Locate each line with the string "messaging" in the listing below and copy it.

==== RECORDS FOR THE TASK ====

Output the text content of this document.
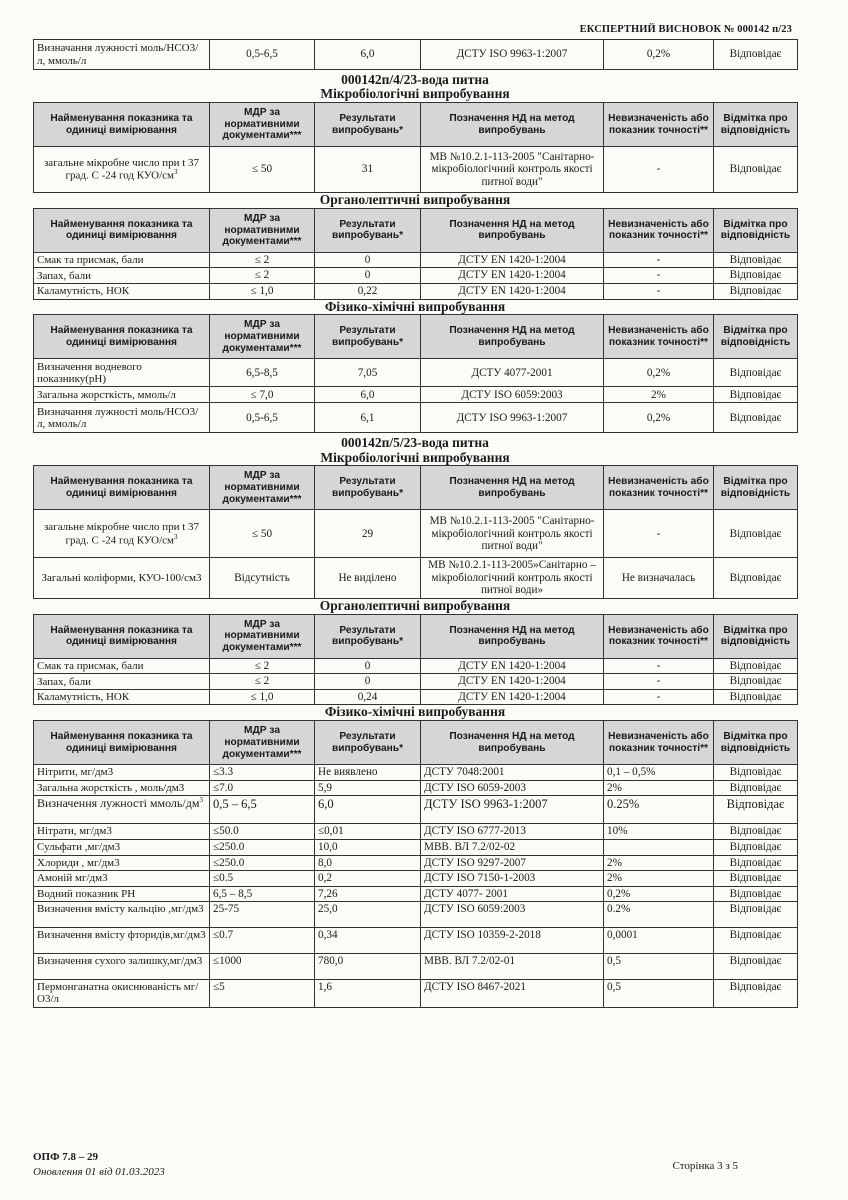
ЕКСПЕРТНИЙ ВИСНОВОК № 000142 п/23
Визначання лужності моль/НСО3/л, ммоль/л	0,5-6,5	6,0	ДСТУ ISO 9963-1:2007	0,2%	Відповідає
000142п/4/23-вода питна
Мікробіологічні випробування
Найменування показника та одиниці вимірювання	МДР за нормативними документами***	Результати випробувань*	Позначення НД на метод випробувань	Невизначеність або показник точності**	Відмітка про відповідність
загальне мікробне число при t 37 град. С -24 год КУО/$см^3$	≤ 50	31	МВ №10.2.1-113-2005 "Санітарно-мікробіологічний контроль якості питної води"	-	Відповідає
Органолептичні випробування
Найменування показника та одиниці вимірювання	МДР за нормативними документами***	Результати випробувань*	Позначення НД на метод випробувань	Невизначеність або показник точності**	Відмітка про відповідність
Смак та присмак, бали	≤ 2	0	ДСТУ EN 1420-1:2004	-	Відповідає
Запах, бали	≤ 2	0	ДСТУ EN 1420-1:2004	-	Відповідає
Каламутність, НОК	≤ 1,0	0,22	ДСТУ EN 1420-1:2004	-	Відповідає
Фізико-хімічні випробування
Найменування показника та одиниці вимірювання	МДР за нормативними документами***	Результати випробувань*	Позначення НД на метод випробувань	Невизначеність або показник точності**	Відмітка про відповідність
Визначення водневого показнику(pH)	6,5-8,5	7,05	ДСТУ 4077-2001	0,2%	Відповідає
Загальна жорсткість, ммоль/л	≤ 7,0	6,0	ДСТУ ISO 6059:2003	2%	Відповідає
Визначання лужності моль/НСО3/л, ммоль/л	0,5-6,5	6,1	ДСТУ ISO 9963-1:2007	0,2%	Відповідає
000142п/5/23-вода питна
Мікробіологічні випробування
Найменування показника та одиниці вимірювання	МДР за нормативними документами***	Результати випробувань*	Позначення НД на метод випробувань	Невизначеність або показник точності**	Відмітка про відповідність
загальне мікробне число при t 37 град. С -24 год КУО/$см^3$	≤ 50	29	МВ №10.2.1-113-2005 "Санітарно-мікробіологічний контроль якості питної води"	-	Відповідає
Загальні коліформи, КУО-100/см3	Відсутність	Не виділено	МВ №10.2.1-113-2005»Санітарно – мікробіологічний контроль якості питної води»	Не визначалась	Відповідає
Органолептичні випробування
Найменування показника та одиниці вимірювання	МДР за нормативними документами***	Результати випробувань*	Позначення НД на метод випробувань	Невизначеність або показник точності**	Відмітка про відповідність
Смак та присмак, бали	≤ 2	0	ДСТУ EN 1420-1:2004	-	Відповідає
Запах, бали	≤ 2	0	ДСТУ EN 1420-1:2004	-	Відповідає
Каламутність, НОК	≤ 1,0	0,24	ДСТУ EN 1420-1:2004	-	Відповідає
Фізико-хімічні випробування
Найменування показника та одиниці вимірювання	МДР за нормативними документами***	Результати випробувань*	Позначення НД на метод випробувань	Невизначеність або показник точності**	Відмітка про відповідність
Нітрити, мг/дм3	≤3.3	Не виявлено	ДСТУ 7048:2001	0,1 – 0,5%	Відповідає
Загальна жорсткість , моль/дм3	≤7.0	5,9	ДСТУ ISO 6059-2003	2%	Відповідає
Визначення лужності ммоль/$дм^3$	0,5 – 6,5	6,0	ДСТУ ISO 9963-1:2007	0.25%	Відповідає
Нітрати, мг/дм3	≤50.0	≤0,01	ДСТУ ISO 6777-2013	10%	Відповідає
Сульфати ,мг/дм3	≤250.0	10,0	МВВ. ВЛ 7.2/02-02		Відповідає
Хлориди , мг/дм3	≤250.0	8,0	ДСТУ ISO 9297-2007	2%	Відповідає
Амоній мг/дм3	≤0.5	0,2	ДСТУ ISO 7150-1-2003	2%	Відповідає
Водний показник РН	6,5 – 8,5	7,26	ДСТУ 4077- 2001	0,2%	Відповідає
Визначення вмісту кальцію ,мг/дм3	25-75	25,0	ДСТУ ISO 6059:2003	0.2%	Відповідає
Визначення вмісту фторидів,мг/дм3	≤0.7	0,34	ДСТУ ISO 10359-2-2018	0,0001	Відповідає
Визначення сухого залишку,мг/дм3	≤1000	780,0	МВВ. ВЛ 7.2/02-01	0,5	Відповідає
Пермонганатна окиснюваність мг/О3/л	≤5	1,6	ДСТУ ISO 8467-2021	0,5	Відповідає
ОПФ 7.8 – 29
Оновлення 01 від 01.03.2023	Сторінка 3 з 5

====
==== RECORDS FOR THE TASK ====

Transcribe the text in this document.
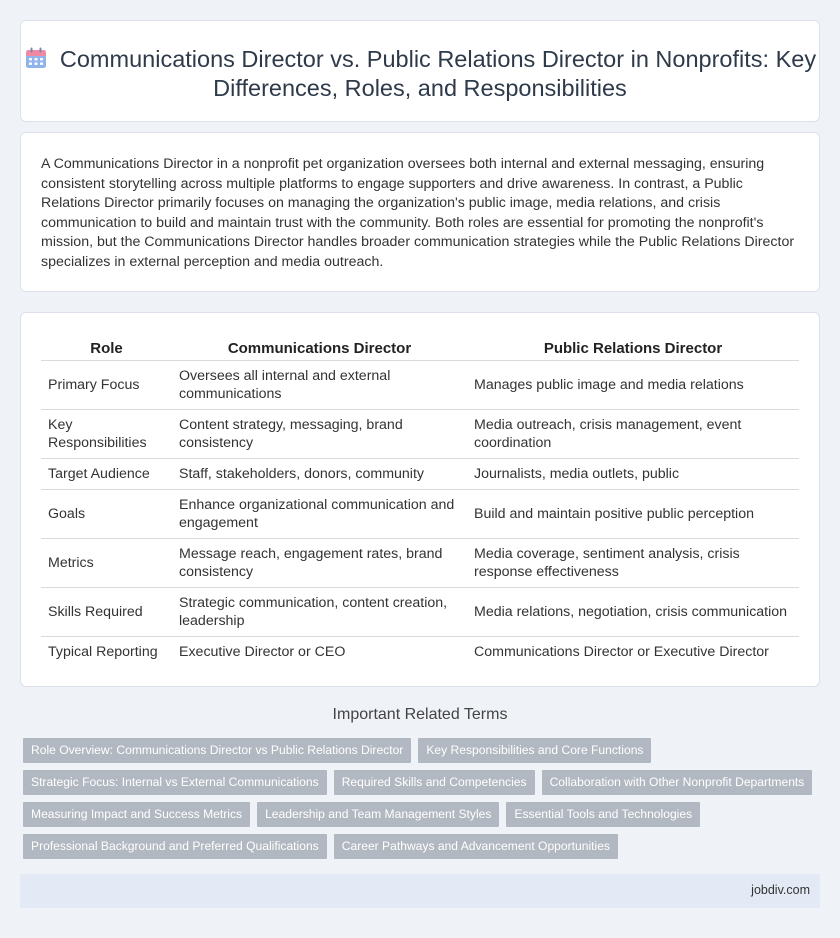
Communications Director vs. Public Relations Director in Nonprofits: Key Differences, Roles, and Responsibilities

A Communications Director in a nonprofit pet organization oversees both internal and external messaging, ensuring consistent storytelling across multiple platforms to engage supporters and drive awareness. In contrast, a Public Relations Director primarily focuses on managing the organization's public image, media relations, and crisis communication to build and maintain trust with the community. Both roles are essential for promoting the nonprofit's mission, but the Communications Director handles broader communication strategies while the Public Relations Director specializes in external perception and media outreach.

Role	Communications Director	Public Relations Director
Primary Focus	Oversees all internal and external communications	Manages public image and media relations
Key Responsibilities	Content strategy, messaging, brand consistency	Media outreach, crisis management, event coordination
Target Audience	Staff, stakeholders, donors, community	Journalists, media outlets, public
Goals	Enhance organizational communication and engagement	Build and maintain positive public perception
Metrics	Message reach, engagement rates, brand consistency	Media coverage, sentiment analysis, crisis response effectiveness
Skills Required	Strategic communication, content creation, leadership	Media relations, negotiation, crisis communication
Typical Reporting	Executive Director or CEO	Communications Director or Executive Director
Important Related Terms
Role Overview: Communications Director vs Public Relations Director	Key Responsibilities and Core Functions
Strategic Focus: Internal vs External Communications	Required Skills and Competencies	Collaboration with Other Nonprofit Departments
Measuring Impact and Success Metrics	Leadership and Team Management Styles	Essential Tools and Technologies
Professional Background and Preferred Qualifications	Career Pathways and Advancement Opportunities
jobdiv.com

====

§ RESULT FOR THIS EXERCISE:
A Communications Director in a nonprofit pet organization oversees both internal and external messaging, ensuring consistent storytelling across multiple platforms to engage supporters and drive awareness. In contrast, a Public Relations Director primarily focuses on managing the organization's public image, media relations, and crisis communication to build and maintain trust with the community. Both roles are essential for promoting the nonprofit's mission, but the Communications Director handles broader communication strategies while the Public Relations Director specializes in external perception and media outreach.
Key Responsibilities	Content strategy, messaging, brand consistency	Media outreach, crisis management, event coordination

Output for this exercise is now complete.